— start RECORDS SUPPLIED —

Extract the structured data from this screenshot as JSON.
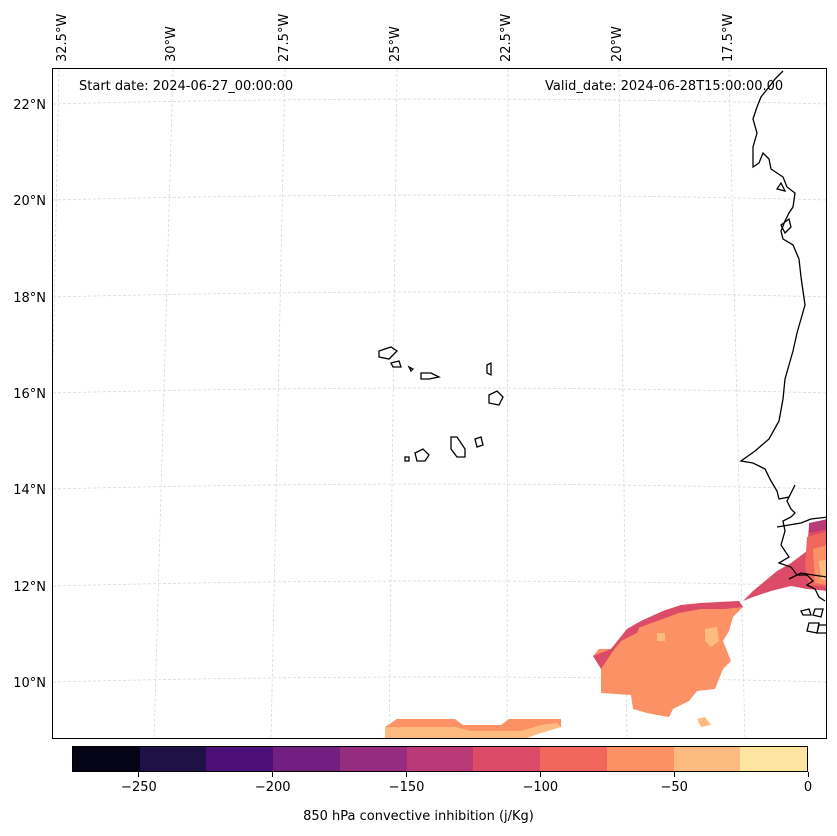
{
  "map": {
    "start_date": "Start date: 2024-06-27_00:00:00",
    "valid_date": "Valid_date: 2024-06-28T15:00:00.00",
    "lon_labels": [
      "32.5°W",
      "30°W",
      "27.5°W",
      "25°W",
      "22.5°W",
      "20°W",
      "17.5°W"
    ],
    "lat_labels": [
      "22°N",
      "20°N",
      "18°N",
      "16°N",
      "14°N",
      "12°N",
      "10°N"
    ],
    "coastline_color": "#000000",
    "gridline_color": "#cccccc"
  },
  "colorbar": {
    "title": "850 hPa convective inhibition (j/Kg)",
    "min": -275,
    "max": 0,
    "tick_values": [
      -250,
      -200,
      -150,
      -100,
      -50,
      0
    ],
    "tick_labels": [
      "−250",
      "−200",
      "−150",
      "−100",
      "−50",
      "0"
    ],
    "colors": [
      "#050416",
      "#1f1146",
      "#4b0f77",
      "#731e81",
      "#962c80",
      "#b93a77",
      "#dc4c68",
      "#f1675c",
      "#fb9165",
      "#febb81",
      "#fde5a1"
    ]
  }
}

— end RECORDS SUPPLIED —

# EXERCISE REQUIREMENTS
The records above are to be restated exactly, without their pictures.

# RESPONSE TO THIS EXERCISE
Extract the structured data from this screenshot as JSON.
{
  "map": {
    "start_date": "Start date: 2024-06-27_00:00:00",
    "valid_date": "Valid_date: 2024-06-28T15:00:00.00",
    "lon_labels": [
      "32.5°W",
      "30°W",
      "27.5°W",
      "25°W",
      "22.5°W",
      "20°W",
      "17.5°W"
    ],
    "lat_labels": [
      "22°N",
      "20°N",
      "18°N",
      "16°N",
      "14°N",
      "12°N",
      "10°N"
    ],
    "coastline_color": "#000000",
    "gridline_color": "#cccccc"
  },
  "colorbar": {
    "title": "850 hPa convective inhibition (j/Kg)",
    "min": -275,
    "max": 0,
    "tick_values": [
      -250,
      -200,
      -150,
      -100,
      -50,
      0
    ],
    "tick_labels": [
      "−250",
      "−200",
      "−150",
      "−100",
      "−50",
      "0"
    ],
    "colors": [
      "#050416",
      "#1f1146",
      "#4b0f77",
      "#731e81",
      "#962c80",
      "#b93a77",
      "#dc4c68",
      "#f1675c",
      "#fb9165",
      "#febb81",
      "#fde5a1"
    ]
  }
}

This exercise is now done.